# Given request A:
Restate word for word the part of the Luddites passage from "The Luddites were not" to "reactionary, but revolutionary.".

+++ Quoted passage +++

The Luddites were not trying to prevent technological progress and protect their privileged position as tradesmen by destroying machinery, nor were they opposed to new technology. They were, however, very strongly linked to the minimum wage campaigns through their emphasis on preventing the lowering of wages. In addition, there is evidence that the aims of Luddism were not immediate, local and reactionary, but revolutionary.
Luddism was in fact rooted in the clandestine working class organisations that had been growing since the mid-18th Century. It developed in the industrial heartland, which by the beginning of the 19th century was to become the scene of insurrectionist organisation. Luddism originated in Nottingham around 1810. It quickly spread to Derbyshire and Leicestershire, then onwards to Lancashire and Yorkshire. The Luddism movement was well organised. Members not only swore an oath but also were expected to pay a regular subscription. Regular secret meetings were held, mainly on the moors at night, from which organising committees and delegates to attend regional meetings were elected. Such organisation enabled small bands of Luddites to remain largely undetected by the authorities, as they moved through the English industrial heartland, destroying the machinery of those employers who had lowered wages. By 1812, the Luddites were confident and numerous enough to begin attacking well defended mills. Groups of armed Luddites in Lancashire and Yorkshire attacked several such mills. Pitched battles were fought with soldiers, with many being killed or wounded on both sides.
As Luddism spread, it quickly began to take on a revolutionary perspective. The fact that it presented such a threat at its height may indicate why the Government and those in power at the time sought to spread false rumour as to the Luddites’ reasons for their actions and their intent. As its strength grew, Luddism increasingly took an insurrectionist nature. It spread to areas like Sheffield, where technology such as gigs and shearing frames were not in operation. Luddite activities began to include the collection of arms and raising of funds as well as the destruction of machinery. A secret House of Commons committee noted this with alarm. Luddism’s appeal also began to spread beyond weavers, and workers from various industries began taking part in armed raids. Luddism, especially in Lancashire and Yorkshire, became increasingly inspired by the notion of overthrowing the Government once the organisation had spread and enough arms collected.
The fear amongst Britain’s ruling class increased with the growing strength and political direction of the Luddist movement. Government quickly responded by making the crime of frame breaking a capital offence. Armies of Government spies were dispatched in an attempt to infiltrate working class communities. By the end of 1812, more than 12,000 troops were stationed in the most affected areas of northern England. To put the perceived threat into perspective, this was a greater force than Wellington had under his command in Spain. In Lancashire, in May 1812, a full 27 troops of guards as well as thousands of special constables were on active duty. Despite this army of occupation, the Luddites were able to continue to operate. This was only possible because of the protection they received from the wider working class community. The authorities offered very generous rewards to desperately poor workers for information, but in the main, they still failed to get workers to inform. When authorities were able to bring cases to court, trials were often moved to other areas of the country, both to ensure conviction and prevent unrest. Despite the efforts of the ruling class, the funerals of those executed for being involved in Luddism were turned into mass political rallies by the working class. All of this points to widespread working class support for Luddite aims.

+++ Supplied data +++

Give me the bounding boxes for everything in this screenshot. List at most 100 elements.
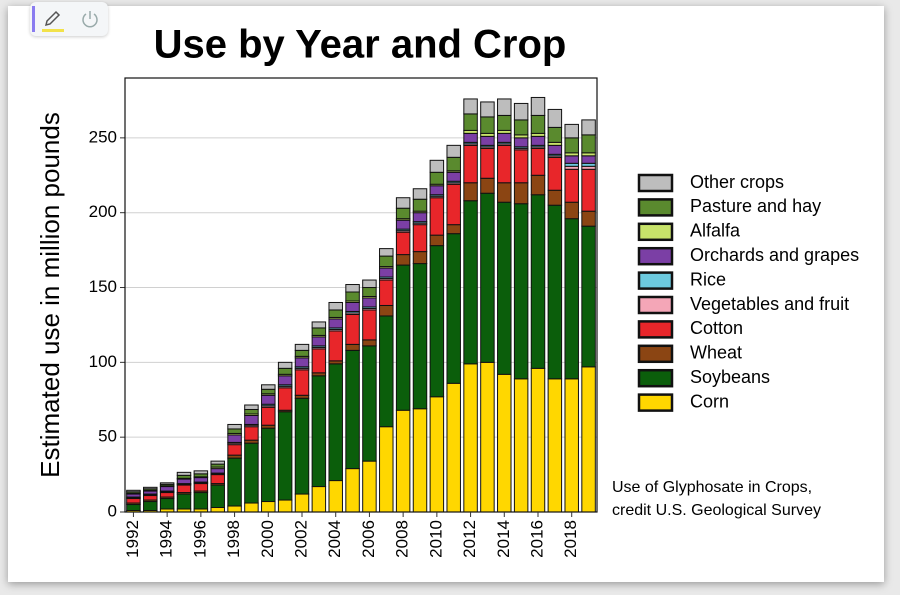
- bar-segment: [513, 203, 529, 380]
- bar-segment: [210, 507, 225, 513]
- bar-segment: [379, 248, 394, 257]
- bar-segment: [513, 119, 529, 136]
- legend-swatch: [637, 246, 674, 266]
- bar-segment: [412, 224, 428, 253]
- legend-label: Soybeans: [690, 367, 770, 387]
- bar-segment: [159, 498, 175, 510]
- bar-segment: [277, 411, 293, 501]
- bar-segment: [547, 108, 563, 128]
- bar-segment: [429, 245, 445, 398]
- legend-label: Pasture and hay: [690, 196, 821, 216]
- bar-segment: [159, 486, 175, 492]
- bar-segment: [446, 233, 461, 384]
- bar-segment: [345, 301, 360, 312]
- bar-segment: [412, 408, 428, 513]
- x-tick-label: 2012: [460, 520, 479, 558]
- bar-segment: [328, 363, 343, 482]
- bar-segment: [581, 168, 596, 212]
- bar-segment: [143, 486, 158, 490]
- bar-segment: [429, 159, 445, 173]
- bar-segment: [547, 156, 563, 191]
- legend-swatch: [637, 173, 674, 193]
- bar-segment: [564, 168, 579, 203]
- bar-segment: [530, 96, 546, 116]
- bar-segment: [530, 367, 546, 513]
- bar-segment: [277, 375, 293, 386]
- bar-segment: [294, 369, 310, 396]
- bar-segment: [412, 188, 428, 200]
- bar-segment: [513, 137, 529, 148]
- bar-segment: [210, 468, 225, 474]
- bar-segment: [412, 251, 428, 265]
- bar-segment: [446, 224, 461, 235]
- bar-segment: [294, 343, 310, 351]
- bar-segment: [547, 144, 563, 155]
- x-tick-label: 2006: [359, 520, 378, 558]
- bar-segment: [480, 101, 495, 118]
- legend-label: Corn: [690, 391, 729, 411]
- legend-swatch: [637, 198, 674, 217]
- bar-segment: [480, 147, 495, 179]
- x-tick-label: 2004: [325, 520, 344, 558]
- bar-segment: [277, 361, 293, 369]
- bar-segment: [412, 263, 428, 410]
- bar-segment: [429, 185, 445, 196]
- bar-segment: [564, 378, 579, 513]
- bar-segment: [261, 427, 276, 503]
- bar-segment: [210, 460, 225, 465]
- bar-segment: [244, 414, 259, 425]
- bar-segment: [345, 468, 360, 513]
- bar-segment: [463, 113, 478, 131]
- bar-segment: [513, 378, 529, 513]
- bar-segment: [311, 327, 327, 336]
- bar-segment: [277, 499, 293, 513]
- bar-segment: [227, 428, 242, 434]
- bar-segment: [463, 363, 478, 513]
- bar-segment: [193, 492, 209, 510]
- power-button[interactable]: [82, 11, 98, 28]
- bar-segment: [210, 474, 225, 485]
- bar-segment: [581, 119, 596, 136]
- screenshot-card: [8, 6, 884, 582]
- bar-segment: [547, 189, 563, 206]
- bar-segment: [244, 502, 259, 513]
- bar-segment: [362, 297, 377, 308]
- bar-segment: [446, 382, 461, 513]
- x-tick-label: 2010: [426, 520, 445, 558]
- bar-segment: [176, 493, 192, 510]
- bar-segment: [429, 197, 445, 236]
- bar-segment: [311, 486, 327, 513]
- bar-segment: [210, 484, 225, 509]
- bar-segment: [159, 492, 175, 498]
- bar-segment: [395, 207, 411, 220]
- bar-segment: [547, 126, 563, 143]
- bar-segment: [547, 378, 563, 513]
- bar-segment: [345, 349, 360, 470]
- bar-segment: [446, 156, 461, 172]
- bar-segment: [379, 315, 394, 428]
- legend-label: Orchards and grapes: [690, 245, 859, 265]
- toolbar-icons: [32, 6, 98, 32]
- bar-segment: [244, 442, 259, 504]
- x-tick-label: 2018: [561, 520, 580, 558]
- bar-segment: [311, 336, 327, 347]
- bar-segment: [328, 480, 343, 513]
- bar-segment: [193, 470, 209, 475]
- toolbar-accent: [32, 6, 35, 32]
- legend-label: Cotton: [690, 318, 743, 338]
- bar-segment: [446, 144, 461, 158]
- bar-segment: [143, 495, 158, 501]
- bar-segment: [244, 404, 259, 410]
- pencil-button[interactable]: [42, 10, 64, 32]
- bar-segment: [530, 135, 546, 146]
- bar-segment: [379, 267, 394, 278]
- toolbar: [30, 2, 108, 36]
- bar-segment: [362, 309, 377, 341]
- bar-segment: [412, 212, 428, 223]
- y-tick-label: 150: [89, 277, 117, 296]
- legend-label: Wheat: [690, 343, 742, 363]
- bar-segment: [480, 116, 495, 134]
- bar-segment: [513, 102, 529, 121]
- bar-segment: [176, 484, 192, 494]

+++

# Given request B:
Quote the lines of the records from the line with "- bar-segment: [513, 203, 529, 380]" to the line with "- legend-label: Soybeans: [690, 367, 770, 387]", including both of those lines.

# Complete response A:
The Luddites were not trying to prevent technological progress and protect their privileged position as tradesmen by destroying machinery, nor were they opposed to new technology. They were, however, very strongly linked to the minimum wage campaigns through their emphasis on preventing the lowering of wages. In addition, there is evidence that the aims of Luddism were not immediate, local and reactionary, but revolutionary.

# Complete response B:
- bar-segment: [513, 203, 529, 380]
- bar-segment: [210, 507, 225, 513]
- bar-segment: [379, 248, 394, 257]
- bar-segment: [513, 119, 529, 136]
- legend-swatch: [637, 246, 674, 266]
- bar-segment: [412, 224, 428, 253]
- legend-label: Soybeans: [690, 367, 770, 387]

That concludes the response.